Begin
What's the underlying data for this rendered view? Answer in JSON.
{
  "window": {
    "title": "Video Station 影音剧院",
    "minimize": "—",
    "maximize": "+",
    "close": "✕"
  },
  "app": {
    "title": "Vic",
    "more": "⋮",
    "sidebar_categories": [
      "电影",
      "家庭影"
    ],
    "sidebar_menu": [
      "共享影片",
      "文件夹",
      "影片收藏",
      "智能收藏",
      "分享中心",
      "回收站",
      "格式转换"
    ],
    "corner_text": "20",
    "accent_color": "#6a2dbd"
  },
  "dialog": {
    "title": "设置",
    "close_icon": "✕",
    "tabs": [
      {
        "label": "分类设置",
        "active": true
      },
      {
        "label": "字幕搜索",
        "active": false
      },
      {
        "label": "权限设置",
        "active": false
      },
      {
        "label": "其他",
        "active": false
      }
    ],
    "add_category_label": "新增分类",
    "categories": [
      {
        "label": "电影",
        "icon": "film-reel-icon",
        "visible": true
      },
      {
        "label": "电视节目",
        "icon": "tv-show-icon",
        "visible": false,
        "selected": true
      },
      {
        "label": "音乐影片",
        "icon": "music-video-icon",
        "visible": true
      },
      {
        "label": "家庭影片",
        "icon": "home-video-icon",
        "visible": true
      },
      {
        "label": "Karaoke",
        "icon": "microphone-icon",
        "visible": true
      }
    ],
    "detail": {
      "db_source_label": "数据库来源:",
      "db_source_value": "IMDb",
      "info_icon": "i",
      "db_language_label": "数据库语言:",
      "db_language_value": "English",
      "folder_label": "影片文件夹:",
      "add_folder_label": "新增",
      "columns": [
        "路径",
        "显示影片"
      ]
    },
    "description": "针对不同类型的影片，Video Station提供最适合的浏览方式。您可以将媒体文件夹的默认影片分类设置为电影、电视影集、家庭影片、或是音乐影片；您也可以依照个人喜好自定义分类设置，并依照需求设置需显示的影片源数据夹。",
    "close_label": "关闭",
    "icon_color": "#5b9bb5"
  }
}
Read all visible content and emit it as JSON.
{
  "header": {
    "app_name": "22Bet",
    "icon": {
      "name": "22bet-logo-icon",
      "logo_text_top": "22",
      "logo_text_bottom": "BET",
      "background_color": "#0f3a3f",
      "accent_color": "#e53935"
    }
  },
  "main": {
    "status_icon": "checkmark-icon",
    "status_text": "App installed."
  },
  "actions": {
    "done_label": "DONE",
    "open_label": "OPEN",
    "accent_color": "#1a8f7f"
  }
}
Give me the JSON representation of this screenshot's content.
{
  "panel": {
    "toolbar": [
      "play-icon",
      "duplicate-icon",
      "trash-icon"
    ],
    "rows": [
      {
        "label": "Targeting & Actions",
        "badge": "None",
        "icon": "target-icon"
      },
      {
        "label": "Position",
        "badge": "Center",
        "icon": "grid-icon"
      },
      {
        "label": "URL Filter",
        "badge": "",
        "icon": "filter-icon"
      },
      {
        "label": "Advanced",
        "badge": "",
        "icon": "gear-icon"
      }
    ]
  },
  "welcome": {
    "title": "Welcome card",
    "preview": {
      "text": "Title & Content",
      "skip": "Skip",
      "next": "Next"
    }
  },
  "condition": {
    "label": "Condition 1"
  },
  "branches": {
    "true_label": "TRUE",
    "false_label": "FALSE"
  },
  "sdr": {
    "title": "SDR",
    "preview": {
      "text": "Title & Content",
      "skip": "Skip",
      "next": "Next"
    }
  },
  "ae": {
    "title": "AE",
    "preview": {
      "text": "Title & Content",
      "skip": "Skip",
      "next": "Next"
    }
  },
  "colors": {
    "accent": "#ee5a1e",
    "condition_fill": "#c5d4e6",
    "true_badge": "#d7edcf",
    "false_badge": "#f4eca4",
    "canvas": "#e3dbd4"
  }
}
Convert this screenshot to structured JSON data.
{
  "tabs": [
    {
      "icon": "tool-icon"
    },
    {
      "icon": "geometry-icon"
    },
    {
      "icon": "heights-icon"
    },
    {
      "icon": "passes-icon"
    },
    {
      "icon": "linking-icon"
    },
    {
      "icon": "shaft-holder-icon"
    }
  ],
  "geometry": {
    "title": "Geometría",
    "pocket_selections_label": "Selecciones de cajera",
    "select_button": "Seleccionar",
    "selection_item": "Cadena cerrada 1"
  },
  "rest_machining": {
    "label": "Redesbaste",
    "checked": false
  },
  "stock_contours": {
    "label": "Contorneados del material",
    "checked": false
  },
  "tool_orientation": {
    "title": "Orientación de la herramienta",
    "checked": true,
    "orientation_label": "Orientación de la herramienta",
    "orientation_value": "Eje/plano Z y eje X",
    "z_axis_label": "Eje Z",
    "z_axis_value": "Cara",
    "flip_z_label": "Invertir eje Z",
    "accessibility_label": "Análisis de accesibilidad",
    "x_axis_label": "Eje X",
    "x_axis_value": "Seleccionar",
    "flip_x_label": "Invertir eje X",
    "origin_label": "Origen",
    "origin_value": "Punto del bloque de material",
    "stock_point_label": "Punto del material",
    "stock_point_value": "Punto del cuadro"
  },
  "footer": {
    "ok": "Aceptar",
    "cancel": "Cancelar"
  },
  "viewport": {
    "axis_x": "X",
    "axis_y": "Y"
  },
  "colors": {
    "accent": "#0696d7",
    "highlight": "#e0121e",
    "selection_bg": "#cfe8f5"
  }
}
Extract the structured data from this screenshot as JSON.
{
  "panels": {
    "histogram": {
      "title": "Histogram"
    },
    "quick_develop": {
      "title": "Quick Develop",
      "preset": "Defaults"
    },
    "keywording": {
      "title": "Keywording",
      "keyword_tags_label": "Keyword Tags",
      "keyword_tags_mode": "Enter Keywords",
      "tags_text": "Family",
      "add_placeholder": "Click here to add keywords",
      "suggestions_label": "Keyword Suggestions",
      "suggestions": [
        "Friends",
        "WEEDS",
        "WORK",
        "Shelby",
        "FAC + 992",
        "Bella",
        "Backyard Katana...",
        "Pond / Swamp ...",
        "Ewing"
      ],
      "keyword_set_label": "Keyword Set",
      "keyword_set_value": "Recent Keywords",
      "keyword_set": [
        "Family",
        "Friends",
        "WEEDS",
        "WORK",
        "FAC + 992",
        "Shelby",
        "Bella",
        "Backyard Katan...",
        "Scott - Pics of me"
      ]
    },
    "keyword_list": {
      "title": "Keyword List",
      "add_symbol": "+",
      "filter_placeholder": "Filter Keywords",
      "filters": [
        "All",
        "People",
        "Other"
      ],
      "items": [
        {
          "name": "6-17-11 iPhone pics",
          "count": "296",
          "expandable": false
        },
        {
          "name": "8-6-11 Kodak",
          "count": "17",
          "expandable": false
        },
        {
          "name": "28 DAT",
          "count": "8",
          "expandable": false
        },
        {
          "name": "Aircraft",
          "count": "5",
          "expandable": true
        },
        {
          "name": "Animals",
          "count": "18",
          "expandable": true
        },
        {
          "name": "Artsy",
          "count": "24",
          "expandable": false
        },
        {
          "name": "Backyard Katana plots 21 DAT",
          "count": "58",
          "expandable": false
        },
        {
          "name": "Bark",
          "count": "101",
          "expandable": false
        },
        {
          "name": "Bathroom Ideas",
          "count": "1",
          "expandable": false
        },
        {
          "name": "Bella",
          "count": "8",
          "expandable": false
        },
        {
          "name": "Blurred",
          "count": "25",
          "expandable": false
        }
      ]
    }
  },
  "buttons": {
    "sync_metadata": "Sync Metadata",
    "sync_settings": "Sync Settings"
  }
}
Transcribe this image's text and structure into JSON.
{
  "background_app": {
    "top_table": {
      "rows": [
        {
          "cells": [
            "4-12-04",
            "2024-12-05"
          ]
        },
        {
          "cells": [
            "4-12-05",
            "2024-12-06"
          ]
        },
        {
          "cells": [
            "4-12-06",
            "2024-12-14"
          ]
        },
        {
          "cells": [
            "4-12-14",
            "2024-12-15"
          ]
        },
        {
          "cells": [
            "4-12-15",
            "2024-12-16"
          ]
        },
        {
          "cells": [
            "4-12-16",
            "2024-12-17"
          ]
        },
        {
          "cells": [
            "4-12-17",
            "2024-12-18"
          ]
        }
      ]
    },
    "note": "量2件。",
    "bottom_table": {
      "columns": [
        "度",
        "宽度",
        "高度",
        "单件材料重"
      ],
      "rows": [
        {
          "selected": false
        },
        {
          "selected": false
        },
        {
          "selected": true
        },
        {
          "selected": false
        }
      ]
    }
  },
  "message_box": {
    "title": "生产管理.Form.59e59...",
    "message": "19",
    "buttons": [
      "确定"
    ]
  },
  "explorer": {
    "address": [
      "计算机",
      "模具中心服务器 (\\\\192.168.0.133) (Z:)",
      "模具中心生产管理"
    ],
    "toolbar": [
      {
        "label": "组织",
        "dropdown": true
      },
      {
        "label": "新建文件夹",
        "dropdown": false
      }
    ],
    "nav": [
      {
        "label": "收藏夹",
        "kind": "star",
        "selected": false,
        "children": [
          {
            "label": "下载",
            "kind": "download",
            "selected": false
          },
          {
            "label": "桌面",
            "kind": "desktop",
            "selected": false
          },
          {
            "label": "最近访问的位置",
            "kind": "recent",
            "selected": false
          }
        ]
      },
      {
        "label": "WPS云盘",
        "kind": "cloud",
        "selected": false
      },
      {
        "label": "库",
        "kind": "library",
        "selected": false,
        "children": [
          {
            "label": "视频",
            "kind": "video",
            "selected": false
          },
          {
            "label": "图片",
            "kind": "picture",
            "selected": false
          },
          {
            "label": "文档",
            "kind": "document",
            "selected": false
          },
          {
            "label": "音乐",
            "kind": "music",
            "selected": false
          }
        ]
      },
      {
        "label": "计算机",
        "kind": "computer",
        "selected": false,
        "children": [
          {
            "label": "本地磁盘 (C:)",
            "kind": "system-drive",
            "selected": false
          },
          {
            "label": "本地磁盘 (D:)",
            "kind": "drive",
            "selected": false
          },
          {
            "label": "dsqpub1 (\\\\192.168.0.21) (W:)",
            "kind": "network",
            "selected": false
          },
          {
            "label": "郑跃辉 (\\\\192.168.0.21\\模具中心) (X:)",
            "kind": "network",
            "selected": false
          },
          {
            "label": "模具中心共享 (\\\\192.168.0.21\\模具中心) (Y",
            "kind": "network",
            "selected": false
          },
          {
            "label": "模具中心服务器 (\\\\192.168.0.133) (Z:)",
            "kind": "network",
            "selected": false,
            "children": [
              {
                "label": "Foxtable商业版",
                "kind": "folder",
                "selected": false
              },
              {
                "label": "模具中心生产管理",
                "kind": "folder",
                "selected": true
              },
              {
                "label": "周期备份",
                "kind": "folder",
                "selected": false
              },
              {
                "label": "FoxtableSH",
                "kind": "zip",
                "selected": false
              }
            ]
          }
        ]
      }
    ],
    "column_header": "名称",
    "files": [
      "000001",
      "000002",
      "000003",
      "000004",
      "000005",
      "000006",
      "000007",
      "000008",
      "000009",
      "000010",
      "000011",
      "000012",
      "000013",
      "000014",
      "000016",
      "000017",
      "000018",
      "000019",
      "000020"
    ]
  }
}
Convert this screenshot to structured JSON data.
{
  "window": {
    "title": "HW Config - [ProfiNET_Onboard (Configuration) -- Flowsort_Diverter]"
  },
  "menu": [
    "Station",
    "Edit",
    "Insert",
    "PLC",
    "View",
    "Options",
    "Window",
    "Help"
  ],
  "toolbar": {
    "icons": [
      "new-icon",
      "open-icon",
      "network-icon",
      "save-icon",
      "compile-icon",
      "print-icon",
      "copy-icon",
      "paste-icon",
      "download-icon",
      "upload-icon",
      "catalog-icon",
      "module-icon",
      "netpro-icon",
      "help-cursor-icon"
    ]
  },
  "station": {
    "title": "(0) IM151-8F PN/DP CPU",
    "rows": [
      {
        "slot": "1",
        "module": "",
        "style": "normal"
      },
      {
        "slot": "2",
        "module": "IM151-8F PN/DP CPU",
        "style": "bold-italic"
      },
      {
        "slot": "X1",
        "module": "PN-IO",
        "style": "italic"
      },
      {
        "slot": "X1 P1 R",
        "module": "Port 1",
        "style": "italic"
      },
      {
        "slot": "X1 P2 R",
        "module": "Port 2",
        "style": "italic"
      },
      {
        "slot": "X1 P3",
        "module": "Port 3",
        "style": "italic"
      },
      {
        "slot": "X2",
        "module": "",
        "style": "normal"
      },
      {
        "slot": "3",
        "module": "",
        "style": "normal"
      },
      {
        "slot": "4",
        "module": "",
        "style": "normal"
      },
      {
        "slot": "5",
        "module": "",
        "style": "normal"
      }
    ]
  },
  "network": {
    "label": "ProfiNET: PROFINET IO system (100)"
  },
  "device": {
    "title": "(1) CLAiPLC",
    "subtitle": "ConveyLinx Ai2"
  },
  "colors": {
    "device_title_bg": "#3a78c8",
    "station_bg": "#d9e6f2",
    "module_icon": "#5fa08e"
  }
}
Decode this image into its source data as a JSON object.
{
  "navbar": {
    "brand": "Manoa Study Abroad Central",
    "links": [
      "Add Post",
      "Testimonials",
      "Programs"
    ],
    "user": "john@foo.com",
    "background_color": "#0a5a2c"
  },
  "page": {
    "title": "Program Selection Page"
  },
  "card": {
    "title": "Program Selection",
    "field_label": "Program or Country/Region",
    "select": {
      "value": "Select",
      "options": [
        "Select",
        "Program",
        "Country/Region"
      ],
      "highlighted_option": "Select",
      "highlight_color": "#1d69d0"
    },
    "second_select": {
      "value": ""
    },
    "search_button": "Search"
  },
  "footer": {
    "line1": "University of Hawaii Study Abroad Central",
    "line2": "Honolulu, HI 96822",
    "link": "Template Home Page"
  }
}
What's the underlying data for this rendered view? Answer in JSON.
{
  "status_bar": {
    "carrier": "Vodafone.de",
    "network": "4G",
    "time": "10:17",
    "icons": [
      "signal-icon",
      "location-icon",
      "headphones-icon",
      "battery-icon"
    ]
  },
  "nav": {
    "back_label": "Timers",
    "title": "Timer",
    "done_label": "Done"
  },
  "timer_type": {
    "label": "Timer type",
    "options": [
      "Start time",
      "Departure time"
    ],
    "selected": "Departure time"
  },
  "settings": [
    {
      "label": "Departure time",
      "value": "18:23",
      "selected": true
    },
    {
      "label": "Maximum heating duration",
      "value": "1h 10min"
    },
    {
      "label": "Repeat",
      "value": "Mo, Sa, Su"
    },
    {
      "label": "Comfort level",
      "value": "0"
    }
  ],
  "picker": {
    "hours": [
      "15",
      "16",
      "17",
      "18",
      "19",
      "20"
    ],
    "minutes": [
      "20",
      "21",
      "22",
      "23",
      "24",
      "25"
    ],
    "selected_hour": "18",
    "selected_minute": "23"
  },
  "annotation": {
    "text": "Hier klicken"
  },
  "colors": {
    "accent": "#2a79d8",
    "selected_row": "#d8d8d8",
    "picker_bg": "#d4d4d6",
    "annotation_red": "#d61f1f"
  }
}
End
**EXERCISE BRIEF**
Your task is to report how many lines of the material include the string "Study". Give the number and no other words.

**FULL ANSWER**
2